▶ _DIRECTIONS_
Type out the data exactly as given. Skip any image.

▶ _RECORDS FOR PROCESSING_
+++++

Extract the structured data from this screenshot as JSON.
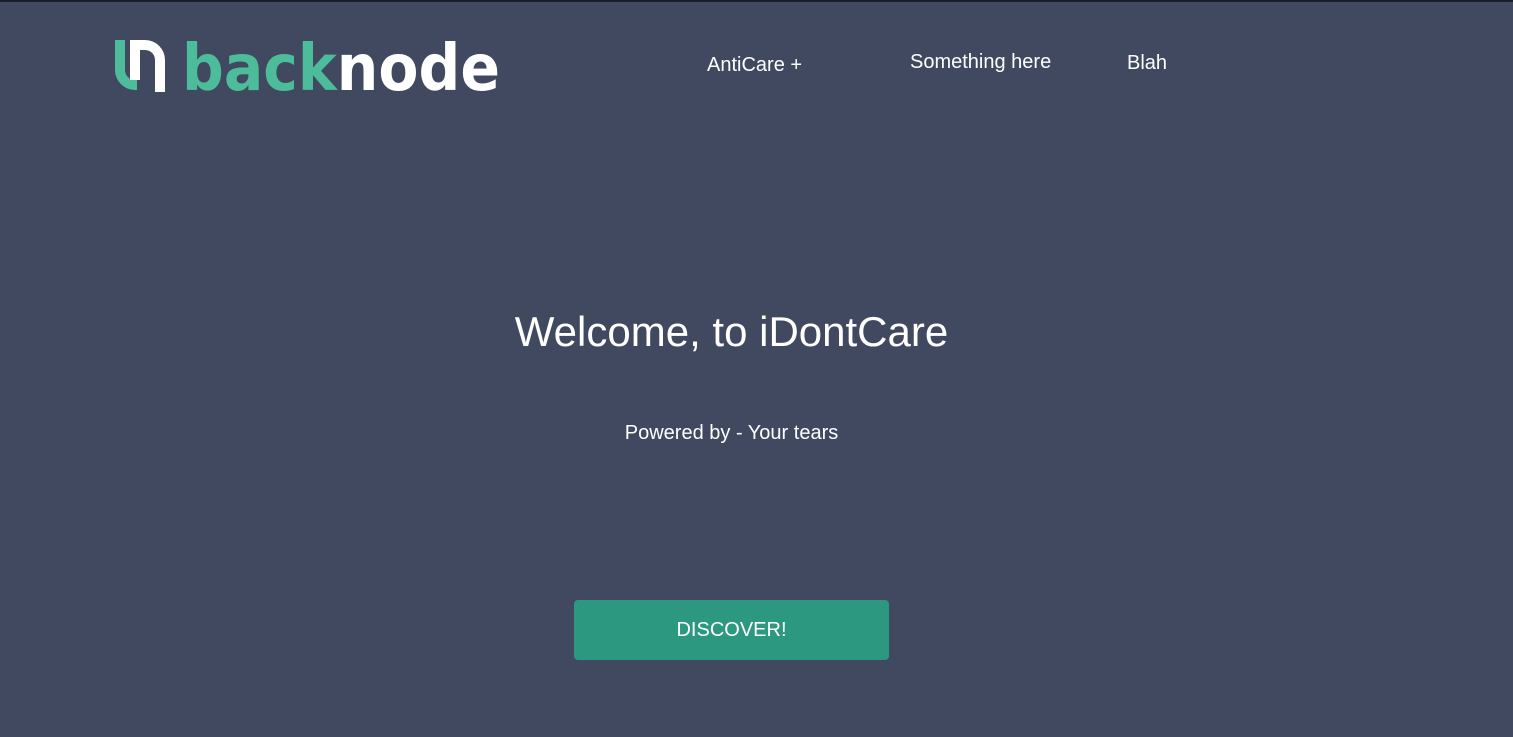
{
  "brand": {
    "name_part1": "back",
    "name_part2": "node",
    "colors": {
      "accent": "#4dbc9b",
      "text": "#ffffff",
      "background": "#414961",
      "button": "#2d9880"
    }
  },
  "nav": {
    "items": [
      {
        "label": "AntiCare +"
      },
      {
        "label": "Something here"
      },
      {
        "label": "Blah"
      }
    ]
  },
  "hero": {
    "title": "Welcome, to iDontCare",
    "subtitle": "Powered by - Your tears",
    "cta_label": "DISCOVER!"
  }
}
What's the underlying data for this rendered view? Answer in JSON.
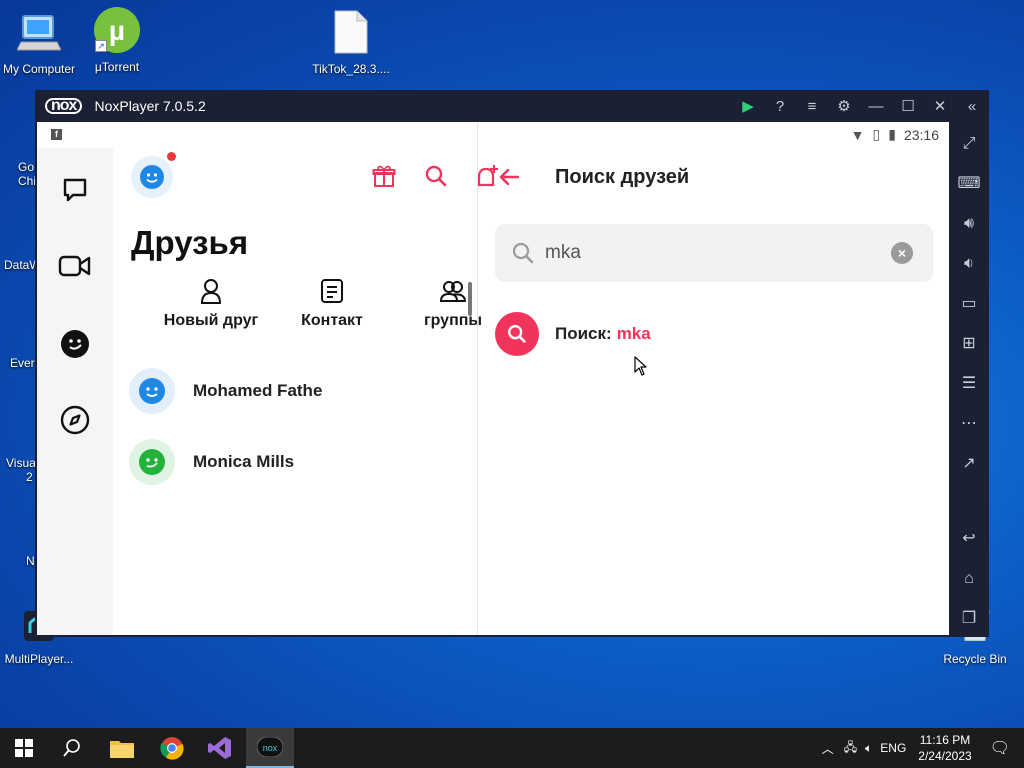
{
  "desktop": {
    "icons": [
      {
        "label": "My Computer"
      },
      {
        "label": "μTorrent"
      },
      {
        "label": "TikTok_28.3...."
      },
      {
        "label": "Recycle Bin"
      },
      {
        "label": "MultiPlayer..."
      }
    ],
    "partial_labels": [
      "Go",
      "Chi",
      "DataW",
      "Ever",
      "Visua",
      "2",
      "N"
    ]
  },
  "window": {
    "logo": "nox",
    "title": "NoxPlayer 7.0.5.2"
  },
  "status_bar": {
    "time": "23:16"
  },
  "left_panel": {
    "title": "Друзья",
    "quick_actions": [
      {
        "label": "Новый друг",
        "icon": "person-icon"
      },
      {
        "label": "Контакт",
        "icon": "contact-list-icon"
      },
      {
        "label": "группы",
        "icon": "group-icon"
      }
    ],
    "friends": [
      {
        "name": "Mohamed Fathe",
        "avatar_color": "#1e88e5",
        "avatar_bg": "#e3eefb"
      },
      {
        "name": "Monica Mills",
        "avatar_color": "#22b33a",
        "avatar_bg": "#dff4e2"
      }
    ]
  },
  "right_panel": {
    "title": "Поиск друзей",
    "search": {
      "value": "mka"
    },
    "result": {
      "prefix": "Поиск:",
      "query": "mka"
    }
  },
  "taskbar": {
    "lang": "ENG",
    "time": "11:16 PM",
    "date": "2/24/2023"
  },
  "colors": {
    "accent": "#f0345c",
    "brand_blue": "#1e88e5"
  }
}
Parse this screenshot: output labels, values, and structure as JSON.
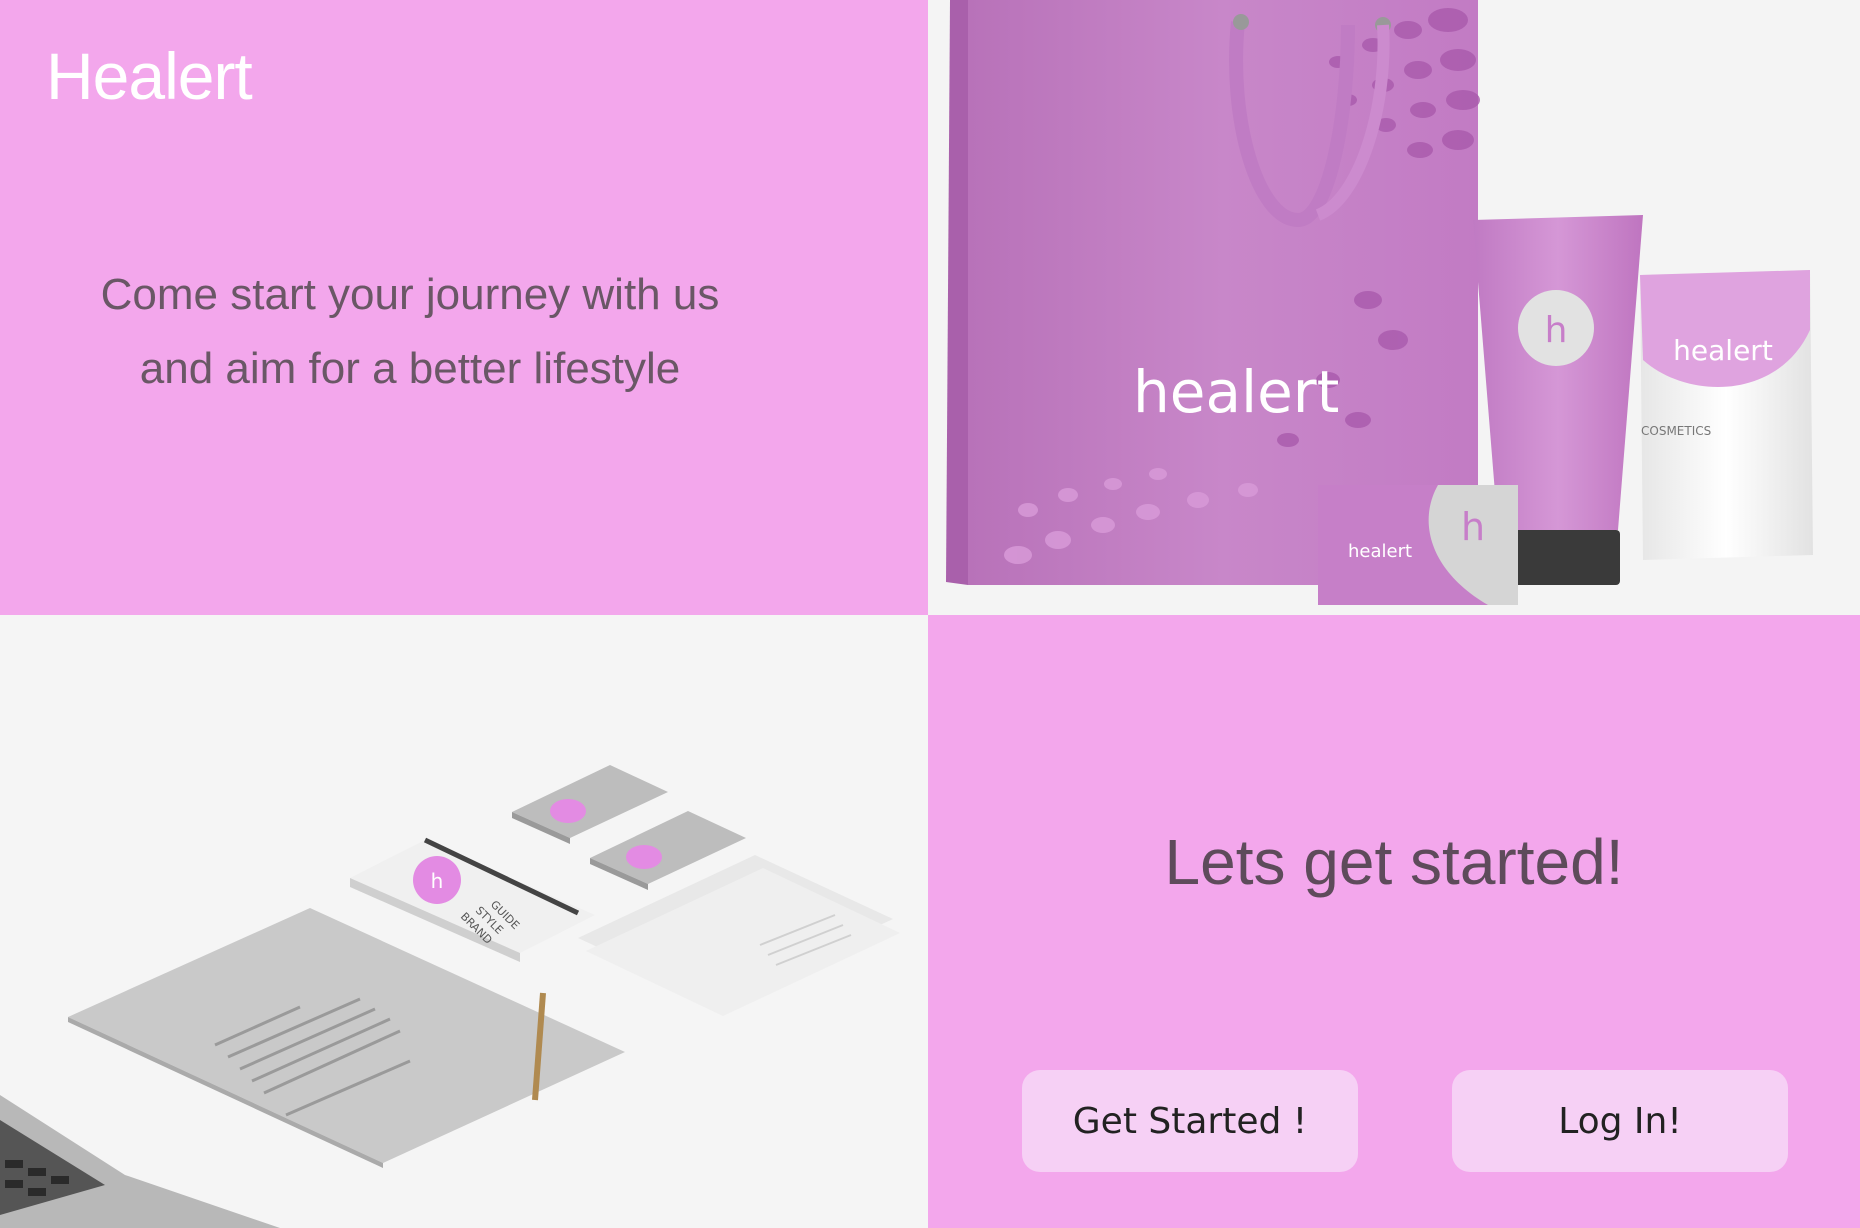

+++++

▶ _WRITTEN REPLY_
Extract the structured data from this screenshot as JSON.
{
  "brand": {
    "name_part1": "back",
    "name_part2": "node",
    "colors": {
      "accent": "#4dbc9b",
      "text": "#ffffff",
      "background": "#414961",
      "button": "#2d9880"
    }
  },
  "nav": {
    "items": [
      {
        "label": "AntiCare +"
      },
      {
        "label": "Something here"
      },
      {
        "label": "Blah"
      }
    ]
  },
  "hero": {
    "title": "Welcome, to iDontCare",
    "subtitle": "Powered by - Your tears",
    "cta_label": "DISCOVER!"
  }
}
What's the underlying data for this rendered view? Answer in JSON.
{
  "desktop": {
    "icons": [
      {
        "label": "My Computer"
      },
      {
        "label": "μTorrent"
      },
      {
        "label": "TikTok_28.3...."
      },
      {
        "label": "Recycle Bin"
      },
      {
        "label": "MultiPlayer..."
      }
    ],
    "partial_labels": [
      "Go",
      "Chi",
      "DataW",
      "Ever",
      "Visua",
      "2",
      "N"
    ]
  },
  "window": {
    "logo": "nox",
    "title": "NoxPlayer 7.0.5.2"
  },
  "status_bar": {
    "time": "23:16"
  },
  "left_panel": {
    "title": "Друзья",
    "quick_actions": [
      {
        "label": "Новый друг",
        "icon": "person-icon"
      },
      {
        "label": "Контакт",
        "icon": "contact-list-icon"
      },
      {
        "label": "группы",
        "icon": "group-icon"
      }
    ],
    "friends": [
      {
        "name": "Mohamed Fathe",
        "avatar_color": "#1e88e5",
        "avatar_bg": "#e3eefb"
      },
      {
        "name": "Monica Mills",
        "avatar_color": "#22b33a",
        "avatar_bg": "#dff4e2"
      }
    ]
  },
  "right_panel": {
    "title": "Поиск друзей",
    "search": {
      "value": "mka"
    },
    "result": {
      "prefix": "Поиск:",
      "query": "mka"
    }
  },
  "taskbar": {
    "lang": "ENG",
    "time": "11:16 PM",
    "date": "2/24/2023"
  },
  "colors": {
    "accent": "#f0345c",
    "brand_blue": "#1e88e5"
  }
}
Parse this screenshot: output labels, values, and structure as JSON.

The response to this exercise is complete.